# EXERCISE TEXT
In an interview, Barnes declined to comment on Medlock’s departure or the other turnover beyond saying it’s “always unfortunate” when a leader leaves, but that the BHA has retained sufficient talent.

Not everyone welcomed the change in leadership. During a meeting of the BHA’s advisory board in late May, 17 out of 44 people who were participating virtually had changed their names or posted images with slogans like “Justice for Medlock” or “More than Diversity.” The conversation with Barnes quickly moved on to a general feeling of not being heard or included, however.

Bob Dorshimer, CEO of Mile High Behavioral Healthcare and co-chair of the advisory committee, said the group didn’t always agree with Medlock, but felt like she and staff were listening. Now, the process is moving faster than the advisory committee can keep up with, because it’s still organizing itself, he said.

“Don’t march too far forward without us,” he said.

# TASK OBJECTIVE
Please explain why, according to the BHA leadership passage, the advisory committee can't keep up with the process. Answer in one to three sentences.

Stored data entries
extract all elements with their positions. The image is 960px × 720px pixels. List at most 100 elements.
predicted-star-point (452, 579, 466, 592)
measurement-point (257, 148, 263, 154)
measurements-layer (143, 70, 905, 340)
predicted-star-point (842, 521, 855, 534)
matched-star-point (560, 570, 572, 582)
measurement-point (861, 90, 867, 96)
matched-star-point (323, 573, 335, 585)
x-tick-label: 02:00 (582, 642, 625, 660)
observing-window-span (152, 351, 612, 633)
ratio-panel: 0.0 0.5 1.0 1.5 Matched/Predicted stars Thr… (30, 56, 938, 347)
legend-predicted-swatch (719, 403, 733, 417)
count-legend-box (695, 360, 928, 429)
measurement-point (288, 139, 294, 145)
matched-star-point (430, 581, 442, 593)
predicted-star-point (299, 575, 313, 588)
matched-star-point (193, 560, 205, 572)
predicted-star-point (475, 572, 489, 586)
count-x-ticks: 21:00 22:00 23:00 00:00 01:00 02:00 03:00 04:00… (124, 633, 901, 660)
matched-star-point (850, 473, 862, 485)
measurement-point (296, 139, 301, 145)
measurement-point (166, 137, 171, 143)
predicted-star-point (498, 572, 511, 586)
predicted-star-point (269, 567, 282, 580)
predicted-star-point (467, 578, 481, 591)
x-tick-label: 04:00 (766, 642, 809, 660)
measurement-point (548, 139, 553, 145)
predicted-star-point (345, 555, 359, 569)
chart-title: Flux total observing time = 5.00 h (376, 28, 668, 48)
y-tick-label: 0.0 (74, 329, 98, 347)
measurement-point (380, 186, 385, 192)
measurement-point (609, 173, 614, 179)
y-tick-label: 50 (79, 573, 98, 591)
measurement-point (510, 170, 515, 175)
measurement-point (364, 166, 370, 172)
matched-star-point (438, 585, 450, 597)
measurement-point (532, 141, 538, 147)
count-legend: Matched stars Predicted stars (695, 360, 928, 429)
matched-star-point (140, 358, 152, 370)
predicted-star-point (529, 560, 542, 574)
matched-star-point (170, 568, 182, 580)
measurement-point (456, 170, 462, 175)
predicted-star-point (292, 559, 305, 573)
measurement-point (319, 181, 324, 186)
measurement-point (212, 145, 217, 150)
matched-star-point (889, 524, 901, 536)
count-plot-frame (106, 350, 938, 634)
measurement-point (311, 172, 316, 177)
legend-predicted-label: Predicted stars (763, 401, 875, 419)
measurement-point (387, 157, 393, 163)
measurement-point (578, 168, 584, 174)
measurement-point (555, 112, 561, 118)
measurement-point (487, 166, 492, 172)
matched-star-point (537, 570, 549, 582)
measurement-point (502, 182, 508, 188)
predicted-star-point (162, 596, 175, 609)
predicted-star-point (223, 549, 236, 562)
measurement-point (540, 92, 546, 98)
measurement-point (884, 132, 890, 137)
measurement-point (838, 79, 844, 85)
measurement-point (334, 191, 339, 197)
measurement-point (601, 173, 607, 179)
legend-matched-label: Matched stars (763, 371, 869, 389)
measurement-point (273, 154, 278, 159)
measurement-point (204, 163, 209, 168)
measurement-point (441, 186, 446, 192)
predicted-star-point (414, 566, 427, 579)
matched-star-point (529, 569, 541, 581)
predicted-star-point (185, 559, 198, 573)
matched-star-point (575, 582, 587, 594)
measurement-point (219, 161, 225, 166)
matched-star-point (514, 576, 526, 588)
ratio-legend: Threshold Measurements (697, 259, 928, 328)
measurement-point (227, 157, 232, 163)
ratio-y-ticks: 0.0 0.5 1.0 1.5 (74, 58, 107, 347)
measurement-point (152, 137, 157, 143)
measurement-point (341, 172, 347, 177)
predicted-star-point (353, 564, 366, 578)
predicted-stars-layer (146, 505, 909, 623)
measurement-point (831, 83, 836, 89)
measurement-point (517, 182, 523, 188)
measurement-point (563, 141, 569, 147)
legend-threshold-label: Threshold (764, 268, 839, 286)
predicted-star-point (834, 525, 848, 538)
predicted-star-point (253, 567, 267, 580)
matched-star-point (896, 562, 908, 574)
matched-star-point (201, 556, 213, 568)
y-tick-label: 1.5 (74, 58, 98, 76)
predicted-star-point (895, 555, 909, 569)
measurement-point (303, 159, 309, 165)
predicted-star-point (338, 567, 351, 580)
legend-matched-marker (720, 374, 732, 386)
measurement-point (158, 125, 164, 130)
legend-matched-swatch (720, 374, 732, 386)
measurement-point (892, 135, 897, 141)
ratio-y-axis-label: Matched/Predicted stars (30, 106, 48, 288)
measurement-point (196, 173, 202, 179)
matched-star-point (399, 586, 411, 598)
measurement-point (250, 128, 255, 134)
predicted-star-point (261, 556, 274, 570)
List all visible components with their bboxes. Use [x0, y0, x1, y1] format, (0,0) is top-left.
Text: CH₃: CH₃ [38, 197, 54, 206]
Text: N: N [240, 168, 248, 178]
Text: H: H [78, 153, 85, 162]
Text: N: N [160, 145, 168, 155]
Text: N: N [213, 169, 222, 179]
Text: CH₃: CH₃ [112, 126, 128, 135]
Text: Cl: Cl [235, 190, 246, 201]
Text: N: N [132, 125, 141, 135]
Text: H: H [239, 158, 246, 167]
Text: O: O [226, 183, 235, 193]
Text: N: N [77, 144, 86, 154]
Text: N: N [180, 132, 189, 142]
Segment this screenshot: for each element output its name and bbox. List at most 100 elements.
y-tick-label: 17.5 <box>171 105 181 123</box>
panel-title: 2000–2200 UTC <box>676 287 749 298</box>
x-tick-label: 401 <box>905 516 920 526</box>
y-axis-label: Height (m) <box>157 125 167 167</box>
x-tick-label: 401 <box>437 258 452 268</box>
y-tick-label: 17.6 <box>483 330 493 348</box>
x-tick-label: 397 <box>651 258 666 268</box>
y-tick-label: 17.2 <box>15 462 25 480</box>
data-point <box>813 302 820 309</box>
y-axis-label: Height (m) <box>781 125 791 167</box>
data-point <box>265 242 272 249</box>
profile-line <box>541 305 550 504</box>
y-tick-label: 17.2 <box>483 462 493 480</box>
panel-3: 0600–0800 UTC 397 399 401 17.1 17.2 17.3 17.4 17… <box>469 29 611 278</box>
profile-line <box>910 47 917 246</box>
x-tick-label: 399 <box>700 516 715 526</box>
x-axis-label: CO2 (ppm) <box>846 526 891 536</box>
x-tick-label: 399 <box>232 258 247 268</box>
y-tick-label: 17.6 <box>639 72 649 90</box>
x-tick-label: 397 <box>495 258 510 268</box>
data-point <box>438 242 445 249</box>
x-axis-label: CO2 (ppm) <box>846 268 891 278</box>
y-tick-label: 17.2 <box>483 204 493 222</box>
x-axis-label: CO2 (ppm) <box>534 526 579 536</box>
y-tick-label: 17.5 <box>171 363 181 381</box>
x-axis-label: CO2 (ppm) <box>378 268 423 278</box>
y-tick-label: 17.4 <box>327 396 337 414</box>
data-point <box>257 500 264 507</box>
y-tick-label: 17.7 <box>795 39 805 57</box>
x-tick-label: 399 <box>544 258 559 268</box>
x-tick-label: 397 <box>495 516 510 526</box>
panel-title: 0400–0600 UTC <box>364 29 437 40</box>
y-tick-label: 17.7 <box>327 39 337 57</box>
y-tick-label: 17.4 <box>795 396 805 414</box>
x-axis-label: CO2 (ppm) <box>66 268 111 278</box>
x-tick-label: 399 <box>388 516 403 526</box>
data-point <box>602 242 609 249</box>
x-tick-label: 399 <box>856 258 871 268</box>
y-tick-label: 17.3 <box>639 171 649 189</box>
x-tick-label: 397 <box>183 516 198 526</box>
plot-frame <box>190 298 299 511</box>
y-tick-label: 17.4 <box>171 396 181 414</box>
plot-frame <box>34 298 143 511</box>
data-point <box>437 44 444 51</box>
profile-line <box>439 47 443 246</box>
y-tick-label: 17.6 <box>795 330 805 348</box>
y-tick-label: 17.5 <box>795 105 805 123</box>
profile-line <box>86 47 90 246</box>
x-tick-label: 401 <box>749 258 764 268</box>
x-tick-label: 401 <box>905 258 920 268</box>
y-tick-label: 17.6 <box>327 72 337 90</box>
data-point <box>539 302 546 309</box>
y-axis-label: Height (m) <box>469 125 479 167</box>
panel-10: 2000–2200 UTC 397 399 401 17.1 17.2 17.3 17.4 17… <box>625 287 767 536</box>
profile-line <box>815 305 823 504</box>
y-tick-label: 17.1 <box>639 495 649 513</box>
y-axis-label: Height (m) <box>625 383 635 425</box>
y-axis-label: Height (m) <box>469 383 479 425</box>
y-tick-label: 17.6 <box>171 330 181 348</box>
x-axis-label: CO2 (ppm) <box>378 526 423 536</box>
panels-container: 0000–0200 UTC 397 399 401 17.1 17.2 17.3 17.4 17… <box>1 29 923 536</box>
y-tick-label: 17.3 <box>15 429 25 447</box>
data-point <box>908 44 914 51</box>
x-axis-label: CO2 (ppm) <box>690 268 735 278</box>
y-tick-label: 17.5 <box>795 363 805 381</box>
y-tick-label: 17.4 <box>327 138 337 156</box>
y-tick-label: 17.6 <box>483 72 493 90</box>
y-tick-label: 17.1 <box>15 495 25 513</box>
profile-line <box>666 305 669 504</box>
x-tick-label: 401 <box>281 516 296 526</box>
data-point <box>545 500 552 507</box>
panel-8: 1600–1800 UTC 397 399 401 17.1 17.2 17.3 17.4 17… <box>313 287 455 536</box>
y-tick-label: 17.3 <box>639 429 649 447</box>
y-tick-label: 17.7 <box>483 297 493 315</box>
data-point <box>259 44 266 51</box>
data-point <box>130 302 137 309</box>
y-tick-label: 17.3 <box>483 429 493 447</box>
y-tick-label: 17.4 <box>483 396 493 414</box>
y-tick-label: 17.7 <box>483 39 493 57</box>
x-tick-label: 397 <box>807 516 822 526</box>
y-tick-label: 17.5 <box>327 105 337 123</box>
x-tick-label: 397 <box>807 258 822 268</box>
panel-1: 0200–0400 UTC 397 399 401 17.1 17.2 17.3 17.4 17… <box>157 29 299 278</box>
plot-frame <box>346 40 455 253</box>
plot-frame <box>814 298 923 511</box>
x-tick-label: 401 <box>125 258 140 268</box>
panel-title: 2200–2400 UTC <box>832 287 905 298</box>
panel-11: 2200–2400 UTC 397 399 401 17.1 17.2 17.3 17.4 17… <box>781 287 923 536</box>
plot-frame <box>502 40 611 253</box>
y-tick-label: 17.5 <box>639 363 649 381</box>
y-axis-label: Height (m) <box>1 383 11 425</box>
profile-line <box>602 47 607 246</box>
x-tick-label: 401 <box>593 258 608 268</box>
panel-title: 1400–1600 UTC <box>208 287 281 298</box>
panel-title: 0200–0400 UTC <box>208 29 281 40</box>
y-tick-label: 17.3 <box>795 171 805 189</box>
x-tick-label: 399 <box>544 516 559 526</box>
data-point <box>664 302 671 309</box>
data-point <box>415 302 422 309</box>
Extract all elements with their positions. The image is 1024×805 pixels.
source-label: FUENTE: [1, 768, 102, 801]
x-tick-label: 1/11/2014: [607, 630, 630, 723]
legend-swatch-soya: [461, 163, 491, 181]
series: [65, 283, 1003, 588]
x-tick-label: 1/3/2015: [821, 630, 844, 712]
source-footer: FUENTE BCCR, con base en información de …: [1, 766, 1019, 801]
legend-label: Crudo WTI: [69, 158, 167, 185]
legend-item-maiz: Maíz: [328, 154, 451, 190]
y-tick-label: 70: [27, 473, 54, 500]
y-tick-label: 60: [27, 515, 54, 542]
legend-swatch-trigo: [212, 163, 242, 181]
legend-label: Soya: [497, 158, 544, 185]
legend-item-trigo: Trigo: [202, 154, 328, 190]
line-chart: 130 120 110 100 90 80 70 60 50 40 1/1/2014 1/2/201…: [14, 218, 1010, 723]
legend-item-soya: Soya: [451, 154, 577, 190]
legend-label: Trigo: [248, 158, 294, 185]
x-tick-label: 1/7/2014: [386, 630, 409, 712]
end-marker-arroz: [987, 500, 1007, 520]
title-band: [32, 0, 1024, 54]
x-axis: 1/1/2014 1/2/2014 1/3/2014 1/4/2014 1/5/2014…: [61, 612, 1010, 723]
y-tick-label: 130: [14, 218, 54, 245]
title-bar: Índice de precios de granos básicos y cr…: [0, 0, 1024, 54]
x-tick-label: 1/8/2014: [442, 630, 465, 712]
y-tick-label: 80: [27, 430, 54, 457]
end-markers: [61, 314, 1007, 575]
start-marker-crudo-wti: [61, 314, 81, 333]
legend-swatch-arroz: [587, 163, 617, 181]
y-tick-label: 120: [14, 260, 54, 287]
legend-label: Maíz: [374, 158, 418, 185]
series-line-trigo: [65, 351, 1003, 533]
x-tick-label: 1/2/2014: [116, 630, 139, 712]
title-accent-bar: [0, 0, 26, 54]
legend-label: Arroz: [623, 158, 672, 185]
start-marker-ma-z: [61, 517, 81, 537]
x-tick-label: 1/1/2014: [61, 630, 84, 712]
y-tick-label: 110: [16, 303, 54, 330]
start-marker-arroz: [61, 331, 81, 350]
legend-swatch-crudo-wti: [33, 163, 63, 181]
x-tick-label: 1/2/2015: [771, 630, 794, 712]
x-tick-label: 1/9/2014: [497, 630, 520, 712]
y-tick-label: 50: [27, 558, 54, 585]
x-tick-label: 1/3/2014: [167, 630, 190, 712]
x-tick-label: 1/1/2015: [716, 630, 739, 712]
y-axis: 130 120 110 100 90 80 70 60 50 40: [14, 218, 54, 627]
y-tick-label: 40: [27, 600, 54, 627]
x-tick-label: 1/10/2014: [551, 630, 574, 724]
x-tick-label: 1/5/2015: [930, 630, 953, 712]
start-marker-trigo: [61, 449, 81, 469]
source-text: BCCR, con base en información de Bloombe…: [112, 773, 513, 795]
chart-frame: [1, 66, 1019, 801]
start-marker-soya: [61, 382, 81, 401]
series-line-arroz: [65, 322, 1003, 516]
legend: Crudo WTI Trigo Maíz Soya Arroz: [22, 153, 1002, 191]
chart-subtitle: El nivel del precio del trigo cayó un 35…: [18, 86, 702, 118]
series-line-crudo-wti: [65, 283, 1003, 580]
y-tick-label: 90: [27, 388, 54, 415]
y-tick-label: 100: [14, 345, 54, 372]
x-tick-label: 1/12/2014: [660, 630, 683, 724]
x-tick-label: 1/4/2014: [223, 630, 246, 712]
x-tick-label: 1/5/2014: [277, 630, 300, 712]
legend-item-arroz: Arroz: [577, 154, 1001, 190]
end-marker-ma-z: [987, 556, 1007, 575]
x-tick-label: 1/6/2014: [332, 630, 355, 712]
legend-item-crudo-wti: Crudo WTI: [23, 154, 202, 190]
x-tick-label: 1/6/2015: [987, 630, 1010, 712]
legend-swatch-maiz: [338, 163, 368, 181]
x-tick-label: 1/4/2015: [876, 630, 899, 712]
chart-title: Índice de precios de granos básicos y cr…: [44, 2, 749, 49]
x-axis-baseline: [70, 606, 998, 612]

# RESULT
The advisory committee is still organizing itself. Because of that, the process is moving faster than the committee can keep pace with, as co-chair Bob Dorshimer said.